Locate the string "structured" throughout the material and copy every line in which it occurs.

Figure data in JSON
• • •
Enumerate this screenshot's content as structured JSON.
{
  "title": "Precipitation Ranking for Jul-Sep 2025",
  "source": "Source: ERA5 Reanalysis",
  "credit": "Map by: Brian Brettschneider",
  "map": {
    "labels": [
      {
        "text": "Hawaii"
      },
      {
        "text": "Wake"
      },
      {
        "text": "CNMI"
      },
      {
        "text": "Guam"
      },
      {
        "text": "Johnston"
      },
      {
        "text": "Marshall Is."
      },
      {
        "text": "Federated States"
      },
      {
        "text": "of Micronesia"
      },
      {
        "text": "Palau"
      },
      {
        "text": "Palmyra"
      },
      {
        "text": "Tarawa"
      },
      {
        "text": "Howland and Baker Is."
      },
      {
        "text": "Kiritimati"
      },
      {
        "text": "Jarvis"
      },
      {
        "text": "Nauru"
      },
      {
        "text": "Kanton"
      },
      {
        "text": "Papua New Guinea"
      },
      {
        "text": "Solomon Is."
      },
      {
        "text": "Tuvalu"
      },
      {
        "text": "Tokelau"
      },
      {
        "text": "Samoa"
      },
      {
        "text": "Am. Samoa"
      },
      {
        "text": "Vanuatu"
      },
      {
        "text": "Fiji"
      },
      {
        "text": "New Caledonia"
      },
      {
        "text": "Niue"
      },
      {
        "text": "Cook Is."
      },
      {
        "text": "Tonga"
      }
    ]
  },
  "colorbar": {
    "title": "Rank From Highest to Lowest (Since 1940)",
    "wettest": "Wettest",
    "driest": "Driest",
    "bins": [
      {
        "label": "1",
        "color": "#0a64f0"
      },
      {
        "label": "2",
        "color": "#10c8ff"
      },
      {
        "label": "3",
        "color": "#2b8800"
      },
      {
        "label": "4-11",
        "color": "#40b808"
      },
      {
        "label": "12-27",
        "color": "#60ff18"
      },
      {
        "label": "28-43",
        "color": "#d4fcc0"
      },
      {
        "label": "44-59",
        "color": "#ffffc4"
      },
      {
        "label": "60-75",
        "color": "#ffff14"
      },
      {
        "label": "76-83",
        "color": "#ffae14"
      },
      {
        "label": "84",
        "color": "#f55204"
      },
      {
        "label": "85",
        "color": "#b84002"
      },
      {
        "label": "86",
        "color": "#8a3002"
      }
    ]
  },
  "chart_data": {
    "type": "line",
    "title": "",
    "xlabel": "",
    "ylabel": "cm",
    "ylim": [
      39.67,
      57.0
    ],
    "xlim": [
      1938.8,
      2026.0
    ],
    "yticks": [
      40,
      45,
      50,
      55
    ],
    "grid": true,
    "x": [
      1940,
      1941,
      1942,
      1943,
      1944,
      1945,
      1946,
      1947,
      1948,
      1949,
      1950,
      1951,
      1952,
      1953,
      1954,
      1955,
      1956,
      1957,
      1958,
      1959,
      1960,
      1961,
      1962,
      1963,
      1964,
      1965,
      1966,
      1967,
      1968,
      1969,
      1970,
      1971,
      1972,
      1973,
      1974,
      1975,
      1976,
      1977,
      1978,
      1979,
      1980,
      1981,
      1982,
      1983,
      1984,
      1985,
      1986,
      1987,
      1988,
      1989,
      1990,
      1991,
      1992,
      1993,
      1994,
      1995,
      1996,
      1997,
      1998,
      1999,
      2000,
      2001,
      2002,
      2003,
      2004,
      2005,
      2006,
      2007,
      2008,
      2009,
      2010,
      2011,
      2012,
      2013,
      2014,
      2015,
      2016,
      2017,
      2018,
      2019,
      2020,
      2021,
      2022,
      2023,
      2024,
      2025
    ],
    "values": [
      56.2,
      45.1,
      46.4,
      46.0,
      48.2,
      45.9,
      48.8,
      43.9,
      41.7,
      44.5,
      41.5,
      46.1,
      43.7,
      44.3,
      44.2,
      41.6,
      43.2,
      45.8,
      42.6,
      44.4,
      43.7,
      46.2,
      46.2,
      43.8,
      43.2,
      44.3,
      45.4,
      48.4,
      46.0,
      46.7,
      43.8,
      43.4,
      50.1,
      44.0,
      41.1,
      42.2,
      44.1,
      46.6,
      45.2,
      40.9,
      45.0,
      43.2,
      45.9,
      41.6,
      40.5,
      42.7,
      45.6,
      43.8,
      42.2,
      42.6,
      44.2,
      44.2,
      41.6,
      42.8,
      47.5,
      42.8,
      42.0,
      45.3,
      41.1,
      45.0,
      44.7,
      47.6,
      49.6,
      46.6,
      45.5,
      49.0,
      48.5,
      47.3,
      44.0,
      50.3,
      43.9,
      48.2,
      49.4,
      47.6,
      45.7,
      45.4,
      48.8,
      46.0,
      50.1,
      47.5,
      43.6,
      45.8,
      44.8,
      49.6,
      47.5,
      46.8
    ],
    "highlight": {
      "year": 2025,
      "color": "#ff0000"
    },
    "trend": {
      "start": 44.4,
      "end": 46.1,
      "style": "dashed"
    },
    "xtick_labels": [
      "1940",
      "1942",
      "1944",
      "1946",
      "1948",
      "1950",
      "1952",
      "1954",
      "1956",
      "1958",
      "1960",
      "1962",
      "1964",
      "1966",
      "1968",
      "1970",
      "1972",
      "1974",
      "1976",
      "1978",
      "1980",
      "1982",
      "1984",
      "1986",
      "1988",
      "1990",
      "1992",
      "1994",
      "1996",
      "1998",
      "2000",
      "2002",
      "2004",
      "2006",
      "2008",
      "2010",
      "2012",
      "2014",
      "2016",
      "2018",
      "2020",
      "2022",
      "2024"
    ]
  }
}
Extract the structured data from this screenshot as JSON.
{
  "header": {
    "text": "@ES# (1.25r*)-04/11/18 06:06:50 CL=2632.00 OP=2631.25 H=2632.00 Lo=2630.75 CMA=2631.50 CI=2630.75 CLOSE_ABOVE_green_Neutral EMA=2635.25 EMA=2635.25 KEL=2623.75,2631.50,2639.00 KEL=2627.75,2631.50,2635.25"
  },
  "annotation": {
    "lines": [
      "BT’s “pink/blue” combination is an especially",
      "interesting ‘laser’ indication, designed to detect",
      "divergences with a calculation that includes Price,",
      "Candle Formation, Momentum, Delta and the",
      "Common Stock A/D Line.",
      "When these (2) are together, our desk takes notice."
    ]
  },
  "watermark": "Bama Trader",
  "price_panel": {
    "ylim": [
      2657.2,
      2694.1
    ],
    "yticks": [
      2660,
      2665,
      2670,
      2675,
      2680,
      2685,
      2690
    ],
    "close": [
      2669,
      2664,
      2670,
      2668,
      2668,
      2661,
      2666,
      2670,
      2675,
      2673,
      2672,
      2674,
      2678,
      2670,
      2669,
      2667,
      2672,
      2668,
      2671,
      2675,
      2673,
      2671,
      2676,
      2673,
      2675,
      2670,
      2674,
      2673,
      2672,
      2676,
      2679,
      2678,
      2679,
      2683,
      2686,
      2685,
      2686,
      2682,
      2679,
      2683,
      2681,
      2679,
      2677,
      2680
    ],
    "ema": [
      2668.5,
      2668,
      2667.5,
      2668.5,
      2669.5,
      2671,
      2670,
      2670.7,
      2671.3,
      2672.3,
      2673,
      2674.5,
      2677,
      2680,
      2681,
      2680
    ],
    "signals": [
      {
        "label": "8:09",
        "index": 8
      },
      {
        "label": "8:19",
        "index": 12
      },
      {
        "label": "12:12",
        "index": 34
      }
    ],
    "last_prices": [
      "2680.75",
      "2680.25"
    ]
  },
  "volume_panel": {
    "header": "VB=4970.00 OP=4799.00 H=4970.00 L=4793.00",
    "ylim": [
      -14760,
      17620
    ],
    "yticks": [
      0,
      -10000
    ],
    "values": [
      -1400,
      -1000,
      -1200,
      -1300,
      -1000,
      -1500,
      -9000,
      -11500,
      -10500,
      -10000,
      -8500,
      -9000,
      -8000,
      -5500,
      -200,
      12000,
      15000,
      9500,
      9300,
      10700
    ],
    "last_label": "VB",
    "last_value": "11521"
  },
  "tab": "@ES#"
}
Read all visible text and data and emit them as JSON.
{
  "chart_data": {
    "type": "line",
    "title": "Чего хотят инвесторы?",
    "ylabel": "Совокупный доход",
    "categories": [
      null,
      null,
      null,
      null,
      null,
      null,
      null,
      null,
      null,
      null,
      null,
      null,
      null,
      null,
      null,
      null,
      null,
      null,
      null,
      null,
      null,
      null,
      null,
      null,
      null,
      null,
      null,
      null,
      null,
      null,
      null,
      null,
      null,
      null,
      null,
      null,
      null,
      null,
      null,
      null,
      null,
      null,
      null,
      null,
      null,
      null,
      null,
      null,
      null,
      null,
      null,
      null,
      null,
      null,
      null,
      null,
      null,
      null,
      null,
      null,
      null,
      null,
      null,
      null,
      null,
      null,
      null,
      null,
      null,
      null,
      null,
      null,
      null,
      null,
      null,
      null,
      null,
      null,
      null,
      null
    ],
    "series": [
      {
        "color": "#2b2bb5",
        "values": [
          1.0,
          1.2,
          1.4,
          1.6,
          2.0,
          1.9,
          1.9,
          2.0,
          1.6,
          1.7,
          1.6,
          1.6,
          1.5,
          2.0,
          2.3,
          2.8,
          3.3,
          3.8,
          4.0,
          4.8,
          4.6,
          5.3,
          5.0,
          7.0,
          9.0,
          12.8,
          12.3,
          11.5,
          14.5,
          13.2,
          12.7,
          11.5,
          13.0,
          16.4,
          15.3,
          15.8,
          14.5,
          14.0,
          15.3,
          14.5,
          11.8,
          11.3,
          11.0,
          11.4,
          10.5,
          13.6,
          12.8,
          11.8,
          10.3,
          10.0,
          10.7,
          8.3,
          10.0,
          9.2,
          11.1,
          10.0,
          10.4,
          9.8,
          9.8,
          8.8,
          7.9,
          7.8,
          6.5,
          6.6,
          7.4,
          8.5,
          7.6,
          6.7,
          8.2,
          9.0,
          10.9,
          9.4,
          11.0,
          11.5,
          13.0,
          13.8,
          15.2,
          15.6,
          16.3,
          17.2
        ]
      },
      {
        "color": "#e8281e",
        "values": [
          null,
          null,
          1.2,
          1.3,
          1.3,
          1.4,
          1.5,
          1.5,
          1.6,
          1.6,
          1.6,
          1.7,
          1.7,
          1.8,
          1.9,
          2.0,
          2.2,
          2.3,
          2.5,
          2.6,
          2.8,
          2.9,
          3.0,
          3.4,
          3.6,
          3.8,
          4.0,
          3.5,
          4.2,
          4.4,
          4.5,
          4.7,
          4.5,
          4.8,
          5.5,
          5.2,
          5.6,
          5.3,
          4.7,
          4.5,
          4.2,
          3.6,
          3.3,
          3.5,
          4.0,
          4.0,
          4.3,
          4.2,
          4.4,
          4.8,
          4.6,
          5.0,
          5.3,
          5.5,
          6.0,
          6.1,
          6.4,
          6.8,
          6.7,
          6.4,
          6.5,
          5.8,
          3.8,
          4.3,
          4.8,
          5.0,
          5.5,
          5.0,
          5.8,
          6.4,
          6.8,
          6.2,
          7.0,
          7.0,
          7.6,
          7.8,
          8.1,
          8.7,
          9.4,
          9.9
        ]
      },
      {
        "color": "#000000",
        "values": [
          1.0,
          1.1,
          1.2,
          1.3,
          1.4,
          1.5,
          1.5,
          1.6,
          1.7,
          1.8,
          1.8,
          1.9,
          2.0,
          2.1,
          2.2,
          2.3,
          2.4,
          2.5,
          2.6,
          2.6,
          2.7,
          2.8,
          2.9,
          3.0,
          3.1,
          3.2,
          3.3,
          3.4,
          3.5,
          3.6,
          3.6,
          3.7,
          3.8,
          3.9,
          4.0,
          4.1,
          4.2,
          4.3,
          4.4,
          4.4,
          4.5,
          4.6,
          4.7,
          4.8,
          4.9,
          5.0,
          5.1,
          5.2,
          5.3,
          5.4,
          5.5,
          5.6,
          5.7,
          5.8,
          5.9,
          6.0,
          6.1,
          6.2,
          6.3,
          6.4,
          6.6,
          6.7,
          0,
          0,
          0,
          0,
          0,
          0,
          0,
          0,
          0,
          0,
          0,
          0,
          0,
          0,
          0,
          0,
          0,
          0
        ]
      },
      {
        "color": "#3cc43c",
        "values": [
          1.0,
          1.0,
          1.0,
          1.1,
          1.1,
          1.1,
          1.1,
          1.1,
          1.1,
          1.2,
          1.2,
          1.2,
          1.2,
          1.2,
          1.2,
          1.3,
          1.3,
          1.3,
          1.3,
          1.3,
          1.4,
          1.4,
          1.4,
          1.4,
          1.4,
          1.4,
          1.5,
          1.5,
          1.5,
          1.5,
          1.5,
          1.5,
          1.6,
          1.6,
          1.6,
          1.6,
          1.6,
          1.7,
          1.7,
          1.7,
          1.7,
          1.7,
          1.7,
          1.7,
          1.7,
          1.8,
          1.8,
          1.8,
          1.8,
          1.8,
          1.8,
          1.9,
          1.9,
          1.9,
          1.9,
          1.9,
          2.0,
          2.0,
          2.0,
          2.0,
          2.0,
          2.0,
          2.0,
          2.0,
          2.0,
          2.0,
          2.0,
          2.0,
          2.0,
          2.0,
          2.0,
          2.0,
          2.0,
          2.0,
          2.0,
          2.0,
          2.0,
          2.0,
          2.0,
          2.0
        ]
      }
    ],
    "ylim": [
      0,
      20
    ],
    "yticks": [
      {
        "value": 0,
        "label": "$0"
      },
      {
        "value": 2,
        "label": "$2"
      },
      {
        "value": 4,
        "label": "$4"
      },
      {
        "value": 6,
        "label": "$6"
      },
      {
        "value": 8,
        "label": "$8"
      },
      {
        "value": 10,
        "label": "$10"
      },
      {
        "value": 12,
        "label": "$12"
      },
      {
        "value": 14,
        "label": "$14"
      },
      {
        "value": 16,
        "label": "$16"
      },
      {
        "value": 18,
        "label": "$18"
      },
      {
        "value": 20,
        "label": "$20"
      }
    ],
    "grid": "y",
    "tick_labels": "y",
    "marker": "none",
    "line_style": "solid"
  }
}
• • •
## [Task solution]
Enumerate this screenshot's content as structured JSON.
Extract the structured data from this screenshot as JSON.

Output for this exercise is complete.